YOUR GOAL: Look for the word "discuss" in the entries below, then copy every line that has it.

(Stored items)
——

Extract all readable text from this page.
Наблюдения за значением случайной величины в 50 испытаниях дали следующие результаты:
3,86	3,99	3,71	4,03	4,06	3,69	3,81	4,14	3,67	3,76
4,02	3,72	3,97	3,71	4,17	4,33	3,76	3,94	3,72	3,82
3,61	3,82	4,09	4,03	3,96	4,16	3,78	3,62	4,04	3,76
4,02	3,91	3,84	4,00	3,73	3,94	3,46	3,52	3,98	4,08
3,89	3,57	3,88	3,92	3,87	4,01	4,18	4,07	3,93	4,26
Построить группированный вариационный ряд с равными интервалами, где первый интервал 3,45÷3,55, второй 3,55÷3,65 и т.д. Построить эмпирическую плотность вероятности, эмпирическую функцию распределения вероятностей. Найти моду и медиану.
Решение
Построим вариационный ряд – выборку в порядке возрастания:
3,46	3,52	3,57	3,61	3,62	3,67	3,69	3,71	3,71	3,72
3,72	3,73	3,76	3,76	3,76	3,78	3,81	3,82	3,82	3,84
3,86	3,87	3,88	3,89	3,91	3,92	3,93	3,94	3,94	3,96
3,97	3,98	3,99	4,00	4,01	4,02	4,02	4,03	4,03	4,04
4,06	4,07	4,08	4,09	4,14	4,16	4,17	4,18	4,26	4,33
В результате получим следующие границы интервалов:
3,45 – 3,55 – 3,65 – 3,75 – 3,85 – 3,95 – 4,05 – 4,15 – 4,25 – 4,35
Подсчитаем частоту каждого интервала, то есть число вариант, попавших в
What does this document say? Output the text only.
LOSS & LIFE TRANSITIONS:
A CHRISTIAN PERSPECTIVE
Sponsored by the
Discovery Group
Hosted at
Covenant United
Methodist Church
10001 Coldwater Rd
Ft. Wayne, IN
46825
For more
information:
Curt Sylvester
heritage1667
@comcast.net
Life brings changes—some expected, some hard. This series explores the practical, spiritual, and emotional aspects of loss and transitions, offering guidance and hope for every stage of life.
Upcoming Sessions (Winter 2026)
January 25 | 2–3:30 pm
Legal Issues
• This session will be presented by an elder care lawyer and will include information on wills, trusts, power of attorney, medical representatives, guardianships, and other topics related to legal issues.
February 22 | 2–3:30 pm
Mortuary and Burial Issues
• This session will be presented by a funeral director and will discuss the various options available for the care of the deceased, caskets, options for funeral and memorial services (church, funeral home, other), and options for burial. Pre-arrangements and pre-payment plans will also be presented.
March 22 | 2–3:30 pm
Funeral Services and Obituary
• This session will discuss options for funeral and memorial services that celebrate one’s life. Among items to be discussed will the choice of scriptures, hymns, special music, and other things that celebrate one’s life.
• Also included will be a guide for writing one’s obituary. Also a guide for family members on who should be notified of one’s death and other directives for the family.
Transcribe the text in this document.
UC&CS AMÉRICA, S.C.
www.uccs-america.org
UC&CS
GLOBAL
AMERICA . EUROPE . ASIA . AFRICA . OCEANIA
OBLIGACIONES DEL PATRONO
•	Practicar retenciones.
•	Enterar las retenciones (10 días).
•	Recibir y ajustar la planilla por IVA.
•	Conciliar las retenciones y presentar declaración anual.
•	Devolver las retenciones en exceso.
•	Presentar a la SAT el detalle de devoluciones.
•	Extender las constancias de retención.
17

——

OUTPUT FOR THIS EXERCISE:
• This session will be presented by a funeral director and will discuss the various options available for the care of the deceased, caskets, options for funeral and memorial services (church, funeral home, other), and options for burial. Pre-arrangements and pre-payment plans will also be presented.
• This session will discuss options for funeral and memorial services that celebrate one’s life. Among items to be discussed will the choice of scriptures, hymns, special music, and other things that celebrate one’s life.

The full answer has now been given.